begin Data excerpts

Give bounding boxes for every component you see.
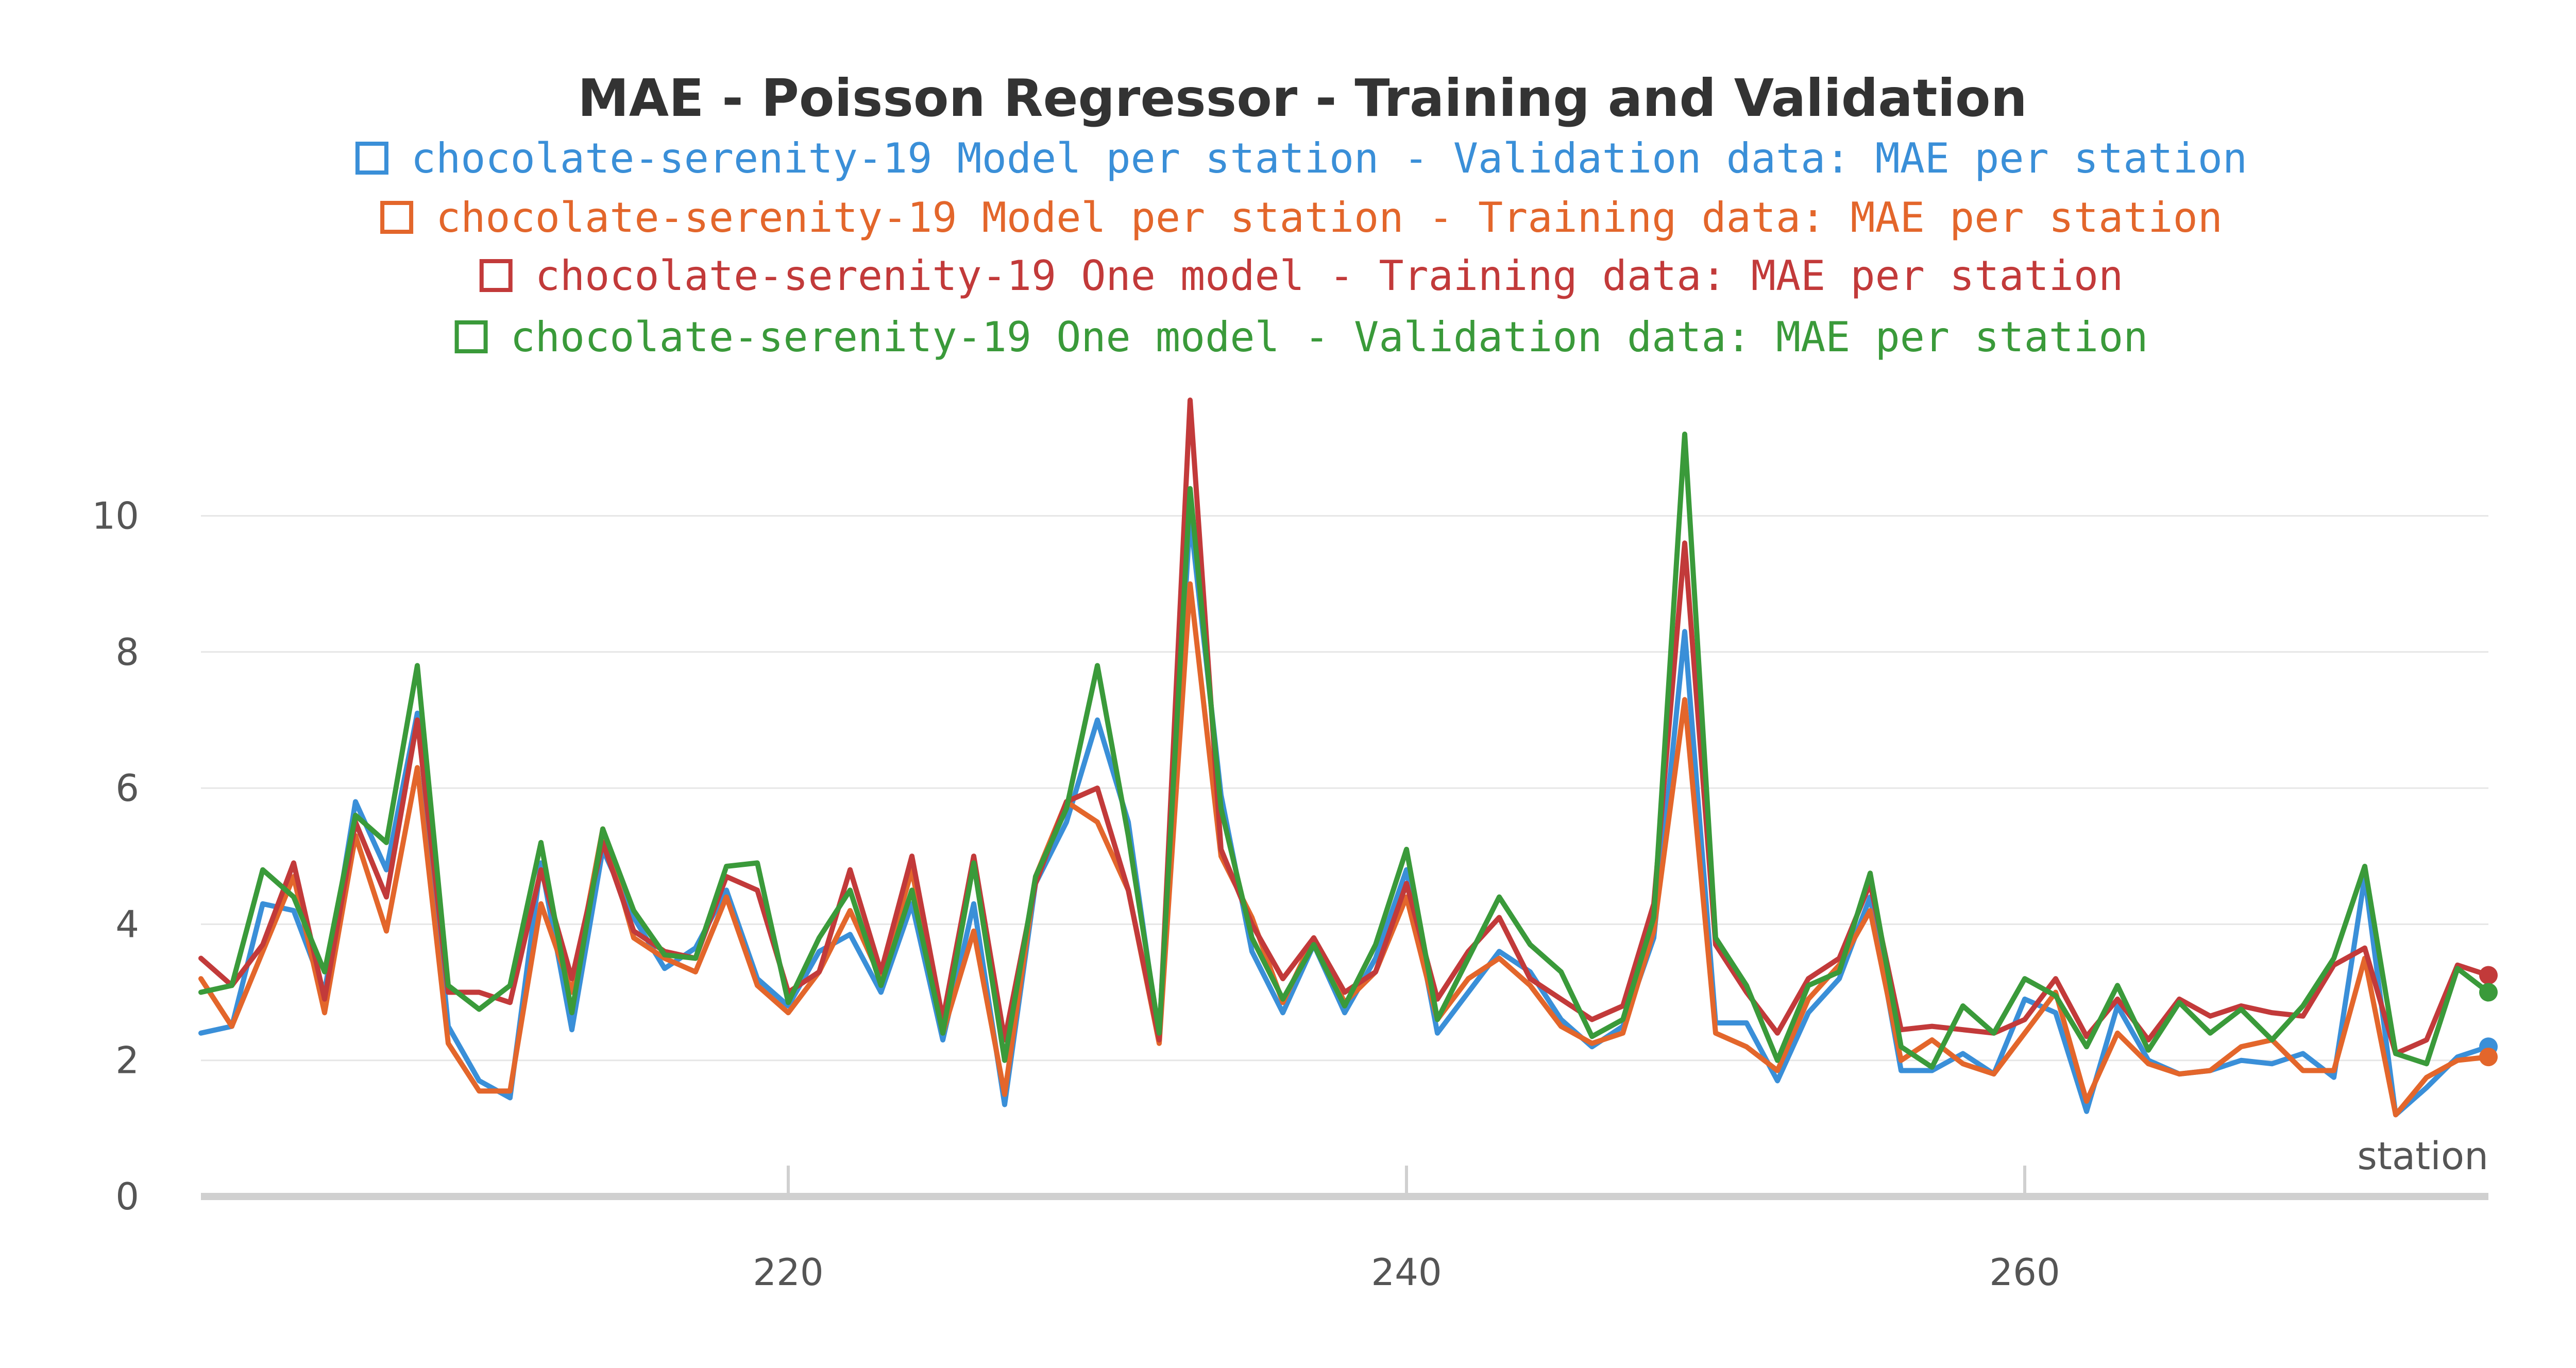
series-end-point-2 — [2479, 1048, 2498, 1067]
legend-swatch — [355, 142, 388, 175]
y-tick-label: 2 — [115, 1039, 139, 1082]
x-axis-title: station — [2357, 1134, 2488, 1178]
legend-swatch — [380, 201, 414, 234]
legend-label: chocolate-serenity-19 One model - Valida… — [511, 313, 2148, 361]
y-tick-label: 0 — [115, 1175, 139, 1218]
series-line-1 — [198, 513, 2491, 1118]
legend-label: chocolate-serenity-19 Model per station … — [436, 194, 2223, 242]
series-line-3 — [198, 397, 2491, 1056]
x-tick-label: 220 — [753, 1251, 823, 1294]
axes: 220 240 260 — [201, 1166, 2488, 1294]
legend-item[interactable]: chocolate-serenity-19 Model per station … — [380, 194, 2223, 242]
series-line-4 — [198, 431, 2491, 1070]
y-tick-label: 4 — [115, 902, 139, 946]
legend-swatch — [454, 320, 488, 353]
legend-swatch — [479, 259, 513, 292]
chart-title: MAE - Poisson Regressor - Training and V… — [578, 68, 2027, 128]
legend-item[interactable]: chocolate-serenity-19 One model - Traini… — [479, 252, 2124, 300]
y-tick-label: 8 — [115, 630, 139, 674]
x-tick-label: 240 — [1371, 1251, 1442, 1294]
y-tick-label: 10 — [92, 494, 139, 537]
grid: 0 2 4 6 8 10 — [92, 494, 2488, 1218]
legend-label: chocolate-serenity-19 Model per station … — [411, 134, 2247, 182]
legend: chocolate-serenity-19 Model per station … — [355, 134, 2247, 361]
series-layer — [198, 397, 2498, 1118]
legend-label: chocolate-serenity-19 One model - Traini… — [535, 252, 2124, 300]
series-end-point-3 — [2479, 966, 2498, 985]
y-tick-label: 6 — [115, 766, 139, 810]
x-tick-label: 260 — [1989, 1251, 2060, 1294]
series-end-point-4 — [2479, 983, 2498, 1002]
legend-item[interactable]: chocolate-serenity-19 One model - Valida… — [454, 313, 2148, 361]
legend-item[interactable]: chocolate-serenity-19 Model per station … — [355, 134, 2247, 182]
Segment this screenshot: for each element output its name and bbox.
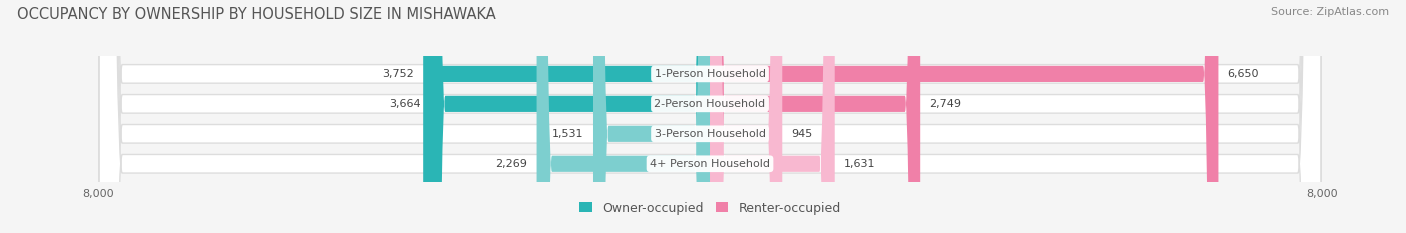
Legend: Owner-occupied, Renter-occupied: Owner-occupied, Renter-occupied (575, 196, 845, 219)
Text: Source: ZipAtlas.com: Source: ZipAtlas.com (1271, 7, 1389, 17)
Text: 4+ Person Household: 4+ Person Household (650, 159, 770, 169)
Text: 3,752: 3,752 (382, 69, 413, 79)
FancyBboxPatch shape (100, 0, 1320, 233)
FancyBboxPatch shape (710, 0, 920, 233)
FancyBboxPatch shape (537, 0, 710, 233)
FancyBboxPatch shape (100, 0, 1320, 233)
Text: 6,650: 6,650 (1227, 69, 1260, 79)
Text: 1,531: 1,531 (553, 129, 583, 139)
Text: 945: 945 (792, 129, 813, 139)
Text: 3-Person Household: 3-Person Household (655, 129, 765, 139)
Text: 2,269: 2,269 (495, 159, 527, 169)
FancyBboxPatch shape (430, 0, 710, 233)
Text: 1,631: 1,631 (844, 159, 876, 169)
FancyBboxPatch shape (423, 0, 710, 233)
FancyBboxPatch shape (593, 0, 710, 233)
Text: 2,749: 2,749 (929, 99, 962, 109)
FancyBboxPatch shape (100, 0, 1320, 233)
Text: OCCUPANCY BY OWNERSHIP BY HOUSEHOLD SIZE IN MISHAWAKA: OCCUPANCY BY OWNERSHIP BY HOUSEHOLD SIZE… (17, 7, 496, 22)
FancyBboxPatch shape (100, 0, 1320, 233)
FancyBboxPatch shape (710, 0, 1219, 233)
FancyBboxPatch shape (710, 0, 782, 233)
Text: 3,664: 3,664 (389, 99, 420, 109)
FancyBboxPatch shape (710, 0, 835, 233)
Text: 2-Person Household: 2-Person Household (654, 99, 766, 109)
Text: 1-Person Household: 1-Person Household (655, 69, 765, 79)
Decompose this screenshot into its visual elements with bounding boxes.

end Data excerpts

→ **Problem requirements**
From the data above, copy the lines starting at the one containing "series-end-point-2 — [2479, 1048, 2498, 1067]" and ending at the one containing "chart-title: MAE - Poisson", both included, without changing them.

→ **Reply**
series-end-point-2 — [2479, 1048, 2498, 1067]
legend-swatch — [355, 142, 388, 175]
y-tick-label: 2 — [115, 1039, 139, 1082]
x-axis-title: station — [2357, 1134, 2488, 1178]
legend-swatch — [380, 201, 414, 234]
legend-label: chocolate-serenity-19 One model - Valida… — [511, 313, 2148, 361]
y-tick-label: 0 — [115, 1175, 139, 1218]
series-line-1 — [198, 513, 2491, 1118]
legend-label: chocolate-serenity-19 Model per station … — [436, 194, 2223, 242]
series-line-3 — [198, 397, 2491, 1056]
x-tick-label: 220 — [753, 1251, 823, 1294]
axes: 220 240 260 — [201, 1166, 2488, 1294]
legend-item[interactable]: chocolate-serenity-19 Model per station … — [380, 194, 2223, 242]
series-line-4 — [198, 431, 2491, 1070]
y-tick-label: 4 — [115, 902, 139, 946]
legend-swatch — [454, 320, 488, 353]
legend-swatch — [479, 259, 513, 292]
chart-title: MAE - Poisson Regressor - Training and V… — [578, 68, 2027, 128]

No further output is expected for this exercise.